## Description of the task
Return the lines of the listing below word for word, starting at its first line and ending at the line that contains "99, 656, 110]", with both of those lines included.

(Stored entries)
━━━━━━━━

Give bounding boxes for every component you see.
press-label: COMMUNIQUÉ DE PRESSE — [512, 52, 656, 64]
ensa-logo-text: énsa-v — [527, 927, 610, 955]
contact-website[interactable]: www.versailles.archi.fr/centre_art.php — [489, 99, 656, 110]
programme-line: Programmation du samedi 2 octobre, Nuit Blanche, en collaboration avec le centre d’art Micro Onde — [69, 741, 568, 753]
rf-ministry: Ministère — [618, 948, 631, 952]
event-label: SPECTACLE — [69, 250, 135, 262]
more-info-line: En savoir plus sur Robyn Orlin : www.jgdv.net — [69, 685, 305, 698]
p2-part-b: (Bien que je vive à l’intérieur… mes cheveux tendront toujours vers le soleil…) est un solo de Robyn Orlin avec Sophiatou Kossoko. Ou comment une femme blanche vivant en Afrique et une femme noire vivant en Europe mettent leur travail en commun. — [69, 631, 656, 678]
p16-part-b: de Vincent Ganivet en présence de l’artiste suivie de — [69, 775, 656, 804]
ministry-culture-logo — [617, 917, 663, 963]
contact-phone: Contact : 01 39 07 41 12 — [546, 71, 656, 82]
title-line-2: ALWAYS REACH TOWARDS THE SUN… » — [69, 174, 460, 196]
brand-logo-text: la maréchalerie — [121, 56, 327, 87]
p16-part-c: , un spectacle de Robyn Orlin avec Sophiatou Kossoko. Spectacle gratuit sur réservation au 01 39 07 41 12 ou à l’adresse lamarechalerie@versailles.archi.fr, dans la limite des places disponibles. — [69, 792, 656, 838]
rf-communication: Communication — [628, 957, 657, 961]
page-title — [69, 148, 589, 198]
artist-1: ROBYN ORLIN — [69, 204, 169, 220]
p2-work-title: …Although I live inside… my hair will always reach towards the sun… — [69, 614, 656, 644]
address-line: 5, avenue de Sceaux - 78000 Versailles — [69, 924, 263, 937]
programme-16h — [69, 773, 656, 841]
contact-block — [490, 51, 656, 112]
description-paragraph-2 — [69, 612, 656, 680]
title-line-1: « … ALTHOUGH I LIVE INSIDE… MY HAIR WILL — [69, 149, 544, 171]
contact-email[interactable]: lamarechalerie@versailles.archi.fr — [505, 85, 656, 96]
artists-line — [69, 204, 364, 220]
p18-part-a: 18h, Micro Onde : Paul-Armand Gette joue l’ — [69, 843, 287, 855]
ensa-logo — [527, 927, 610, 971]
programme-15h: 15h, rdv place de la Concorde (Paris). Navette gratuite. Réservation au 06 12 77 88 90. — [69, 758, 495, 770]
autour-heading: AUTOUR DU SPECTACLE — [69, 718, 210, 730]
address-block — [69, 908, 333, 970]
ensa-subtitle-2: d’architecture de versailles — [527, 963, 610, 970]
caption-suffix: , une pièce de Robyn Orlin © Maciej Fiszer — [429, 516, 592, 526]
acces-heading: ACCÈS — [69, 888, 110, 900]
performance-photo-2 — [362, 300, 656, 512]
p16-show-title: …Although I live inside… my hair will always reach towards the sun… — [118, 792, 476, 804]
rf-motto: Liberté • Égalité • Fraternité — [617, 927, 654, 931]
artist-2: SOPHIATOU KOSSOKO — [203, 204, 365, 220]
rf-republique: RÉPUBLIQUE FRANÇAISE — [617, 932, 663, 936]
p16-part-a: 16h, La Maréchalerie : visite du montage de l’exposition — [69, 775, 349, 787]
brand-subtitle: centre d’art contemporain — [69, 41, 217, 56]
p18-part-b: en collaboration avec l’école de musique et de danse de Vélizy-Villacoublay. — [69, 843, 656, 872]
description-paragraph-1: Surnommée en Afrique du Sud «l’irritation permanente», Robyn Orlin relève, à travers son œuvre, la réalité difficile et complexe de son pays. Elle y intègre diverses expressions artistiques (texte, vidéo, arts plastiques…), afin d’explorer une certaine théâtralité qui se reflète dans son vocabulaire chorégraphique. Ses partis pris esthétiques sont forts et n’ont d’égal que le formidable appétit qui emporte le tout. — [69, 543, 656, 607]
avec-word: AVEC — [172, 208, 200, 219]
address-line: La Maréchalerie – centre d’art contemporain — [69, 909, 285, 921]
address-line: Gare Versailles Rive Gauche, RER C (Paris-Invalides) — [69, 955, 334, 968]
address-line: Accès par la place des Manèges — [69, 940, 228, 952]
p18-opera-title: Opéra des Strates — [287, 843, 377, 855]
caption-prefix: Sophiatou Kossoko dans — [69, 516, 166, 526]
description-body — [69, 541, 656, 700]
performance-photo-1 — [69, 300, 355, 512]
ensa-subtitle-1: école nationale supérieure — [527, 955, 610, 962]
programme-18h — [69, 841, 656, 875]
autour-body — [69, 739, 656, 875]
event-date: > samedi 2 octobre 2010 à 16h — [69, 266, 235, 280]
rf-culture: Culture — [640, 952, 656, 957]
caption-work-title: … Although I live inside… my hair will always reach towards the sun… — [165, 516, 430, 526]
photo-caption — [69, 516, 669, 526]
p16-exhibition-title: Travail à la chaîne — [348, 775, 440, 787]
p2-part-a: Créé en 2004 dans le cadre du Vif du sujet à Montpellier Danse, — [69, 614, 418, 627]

━━━━━━━━

## Solution to this exercise
Give bounding boxes for every component you see.
press-label: COMMUNIQUÉ DE PRESSE — [512, 52, 656, 64]
ensa-logo-text: énsa-v — [527, 927, 610, 955]
contact-website[interactable]: www.versailles.archi.fr/centre_art.php — [489, 99, 656, 110]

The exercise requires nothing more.